- What to work on
Transcribe the entries that follow exactly as they appear, minus pictures.

- Provided records

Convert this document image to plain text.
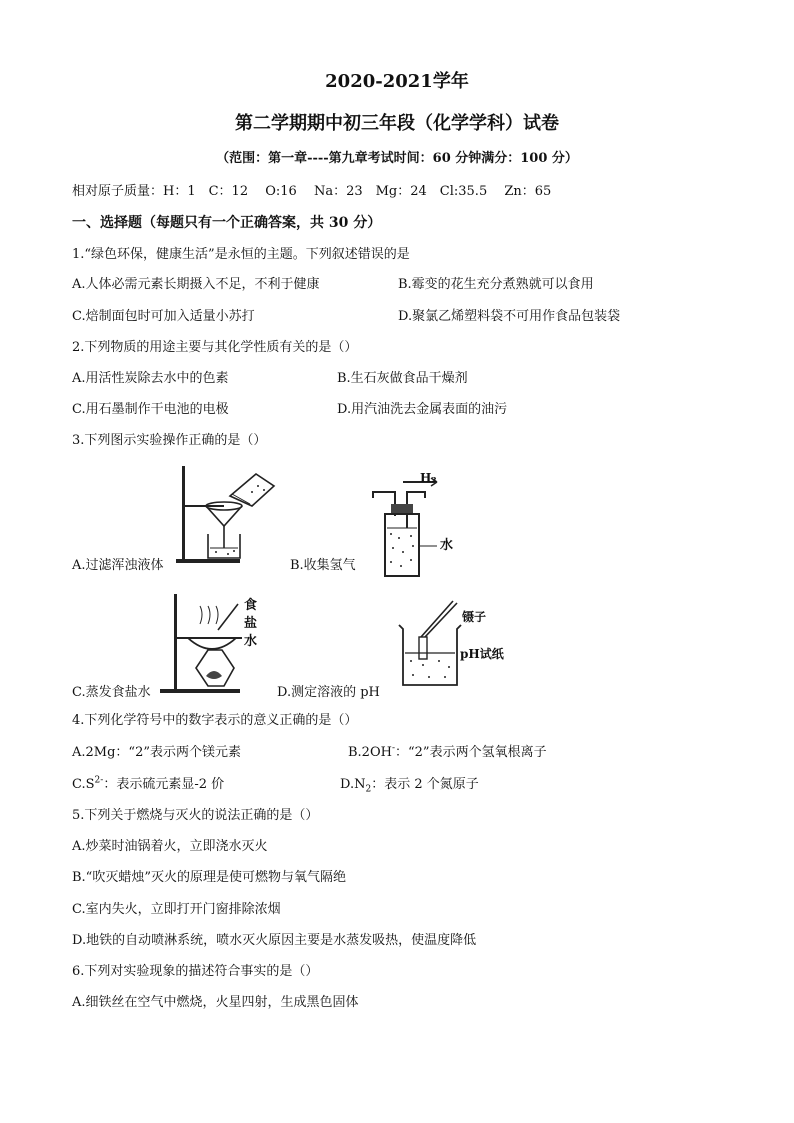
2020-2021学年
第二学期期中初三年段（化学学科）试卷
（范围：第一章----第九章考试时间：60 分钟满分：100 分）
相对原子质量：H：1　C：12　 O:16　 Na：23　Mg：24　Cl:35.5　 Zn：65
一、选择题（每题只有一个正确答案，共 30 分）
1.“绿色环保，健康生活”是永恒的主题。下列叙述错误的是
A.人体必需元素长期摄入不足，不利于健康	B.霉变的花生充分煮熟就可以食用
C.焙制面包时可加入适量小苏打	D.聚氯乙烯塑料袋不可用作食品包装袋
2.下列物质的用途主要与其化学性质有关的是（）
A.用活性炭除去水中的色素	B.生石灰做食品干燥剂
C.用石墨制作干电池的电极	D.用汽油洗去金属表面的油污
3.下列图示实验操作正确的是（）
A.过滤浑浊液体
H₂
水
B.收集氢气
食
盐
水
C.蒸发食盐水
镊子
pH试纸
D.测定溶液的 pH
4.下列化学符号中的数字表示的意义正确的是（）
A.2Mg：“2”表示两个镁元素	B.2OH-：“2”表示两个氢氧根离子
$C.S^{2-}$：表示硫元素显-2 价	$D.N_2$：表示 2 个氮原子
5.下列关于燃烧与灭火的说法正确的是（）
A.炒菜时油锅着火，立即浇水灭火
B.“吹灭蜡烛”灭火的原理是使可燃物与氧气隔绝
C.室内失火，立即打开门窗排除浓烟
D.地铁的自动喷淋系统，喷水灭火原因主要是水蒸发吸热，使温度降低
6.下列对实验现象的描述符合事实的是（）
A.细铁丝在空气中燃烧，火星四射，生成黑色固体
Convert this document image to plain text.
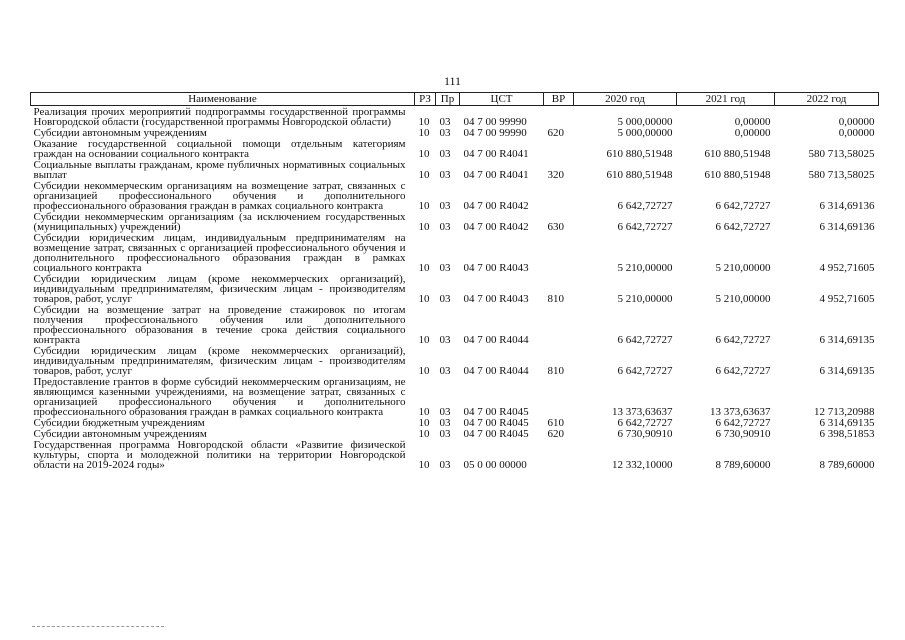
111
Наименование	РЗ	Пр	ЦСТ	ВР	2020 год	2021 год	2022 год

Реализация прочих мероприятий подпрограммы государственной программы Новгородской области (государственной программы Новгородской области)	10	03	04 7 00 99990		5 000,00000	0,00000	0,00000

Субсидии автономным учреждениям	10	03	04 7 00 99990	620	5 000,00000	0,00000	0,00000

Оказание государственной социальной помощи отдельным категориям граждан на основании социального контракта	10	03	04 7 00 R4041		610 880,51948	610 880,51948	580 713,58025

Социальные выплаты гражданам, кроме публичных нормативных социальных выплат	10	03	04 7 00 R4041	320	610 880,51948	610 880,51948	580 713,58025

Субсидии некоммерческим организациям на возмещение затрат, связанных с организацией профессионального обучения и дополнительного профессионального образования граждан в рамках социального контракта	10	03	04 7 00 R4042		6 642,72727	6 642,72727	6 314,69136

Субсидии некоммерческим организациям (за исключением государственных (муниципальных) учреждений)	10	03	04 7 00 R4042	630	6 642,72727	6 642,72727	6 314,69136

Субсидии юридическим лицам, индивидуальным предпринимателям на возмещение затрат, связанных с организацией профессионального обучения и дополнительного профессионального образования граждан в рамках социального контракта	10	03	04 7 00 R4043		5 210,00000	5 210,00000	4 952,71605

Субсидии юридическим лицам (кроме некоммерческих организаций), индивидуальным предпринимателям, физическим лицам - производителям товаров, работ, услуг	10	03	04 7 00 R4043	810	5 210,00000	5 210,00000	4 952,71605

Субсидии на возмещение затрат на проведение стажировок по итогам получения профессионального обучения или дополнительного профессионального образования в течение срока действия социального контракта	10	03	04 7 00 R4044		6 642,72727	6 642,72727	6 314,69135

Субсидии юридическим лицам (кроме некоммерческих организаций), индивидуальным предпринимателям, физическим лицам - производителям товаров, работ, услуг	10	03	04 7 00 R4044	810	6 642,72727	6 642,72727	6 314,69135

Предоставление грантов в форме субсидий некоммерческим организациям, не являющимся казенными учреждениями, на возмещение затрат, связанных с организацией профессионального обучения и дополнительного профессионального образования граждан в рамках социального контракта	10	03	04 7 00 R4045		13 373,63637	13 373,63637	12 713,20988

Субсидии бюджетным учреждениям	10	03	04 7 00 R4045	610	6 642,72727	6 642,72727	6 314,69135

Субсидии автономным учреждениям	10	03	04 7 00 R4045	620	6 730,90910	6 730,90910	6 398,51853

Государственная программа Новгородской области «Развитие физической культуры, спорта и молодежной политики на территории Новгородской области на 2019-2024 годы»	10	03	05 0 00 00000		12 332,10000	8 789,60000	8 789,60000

- Reply
Convert this document image to plain text.
2020-2021学年
第二学期期中初三年段（化学学科）试卷
（范围：第一章----第九章考试时间：60 分钟满分：100 分）
相对原子质量：H：1　C：12　 O:16　 Na：23　Mg：24　Cl:35.5　 Zn：65
一、选择题（每题只有一个正确答案，共 30 分）
1.“绿色环保，健康生活”是永恒的主题。下列叙述错误的是
A.人体必需元素长期摄入不足，不利于健康	B.霉变的花生充分煮熟就可以食用
C.焙制面包时可加入适量小苏打	D.聚氯乙烯塑料袋不可用作食品包装袋
2.下列物质的用途主要与其化学性质有关的是（）
A.用活性炭除去水中的色素	B.生石灰做食品干燥剂
C.用石墨制作干电池的电极	D.用汽油洗去金属表面的油污
3.下列图示实验操作正确的是（）
A.过滤浑浊液体
H₂
水
B.收集氢气
食
盐
水
C.蒸发食盐水
镊子
pH试纸
D.测定溶液的 pH
4.下列化学符号中的数字表示的意义正确的是（）
A.2Mg：“2”表示两个镁元素	B.2OH-：“2”表示两个氢氧根离子
$C.S^{2-}$：表示硫元素显-2 价	$D.N_2$：表示 2 个氮原子
5.下列关于燃烧与灭火的说法正确的是（）
A.炒菜时油锅着火，立即浇水灭火
B.“吹灭蜡烛”灭火的原理是使可燃物与氧气隔绝
C.室内失火，立即打开门窗排除浓烟
D.地铁的自动喷淋系统，喷水灭火原因主要是水蒸发吸热，使温度降低
6.下列对实验现象的描述符合事实的是（）
A.细铁丝在空气中燃烧，火星四射，生成黑色固体
Convert this document image to plain text.
111
Наименование	РЗ	Пр	ЦСТ	ВР	2020 год	2021 год	2022 год

Реализация прочих мероприятий подпрограммы государственной программы Новгородской области (государственной программы Новгородской области)	10	03	04 7 00 99990		5 000,00000	0,00000	0,00000

Субсидии автономным учреждениям	10	03	04 7 00 99990	620	5 000,00000	0,00000	0,00000

Оказание государственной социальной помощи отдельным категориям граждан на основании социального контракта	10	03	04 7 00 R4041		610 880,51948	610 880,51948	580 713,58025

Социальные выплаты гражданам, кроме публичных нормативных социальных выплат	10	03	04 7 00 R4041	320	610 880,51948	610 880,51948	580 713,58025

Субсидии некоммерческим организациям на возмещение затрат, связанных с организацией профессионального обучения и дополнительного профессионального образования граждан в рамках социального контракта	10	03	04 7 00 R4042		6 642,72727	6 642,72727	6 314,69136

Субсидии некоммерческим организациям (за исключением государственных (муниципальных) учреждений)	10	03	04 7 00 R4042	630	6 642,72727	6 642,72727	6 314,69136

Субсидии юридическим лицам, индивидуальным предпринимателям на возмещение затрат, связанных с организацией профессионального обучения и дополнительного профессионального образования граждан в рамках социального контракта	10	03	04 7 00 R4043		5 210,00000	5 210,00000	4 952,71605

Субсидии юридическим лицам (кроме некоммерческих организаций), индивидуальным предпринимателям, физическим лицам - производителям товаров, работ, услуг	10	03	04 7 00 R4043	810	5 210,00000	5 210,00000	4 952,71605

Субсидии на возмещение затрат на проведение стажировок по итогам получения профессионального обучения или дополнительного профессионального образования в течение срока действия социального контракта	10	03	04 7 00 R4044		6 642,72727	6 642,72727	6 314,69135

Субсидии юридическим лицам (кроме некоммерческих организаций), индивидуальным предпринимателям, физическим лицам - производителям товаров, работ, услуг	10	03	04 7 00 R4044	810	6 642,72727	6 642,72727	6 314,69135

Предоставление грантов в форме субсидий некоммерческим организациям, не являющимся казенными учреждениями, на возмещение затрат, связанных с организацией профессионального обучения и дополнительного профессионального образования граждан в рамках социального контракта	10	03	04 7 00 R4045		13 373,63637	13 373,63637	12 713,20988

Субсидии бюджетным учреждениям	10	03	04 7 00 R4045	610	6 642,72727	6 642,72727	6 314,69135

Субсидии автономным учреждениям	10	03	04 7 00 R4045	620	6 730,90910	6 730,90910	6 398,51853

Государственная программа Новгородской области «Развитие физической культуры, спорта и молодежной политики на территории Новгородской области на 2019-2024 годы»	10	03	05 0 00 00000		12 332,10000	8 789,60000	8 789,60000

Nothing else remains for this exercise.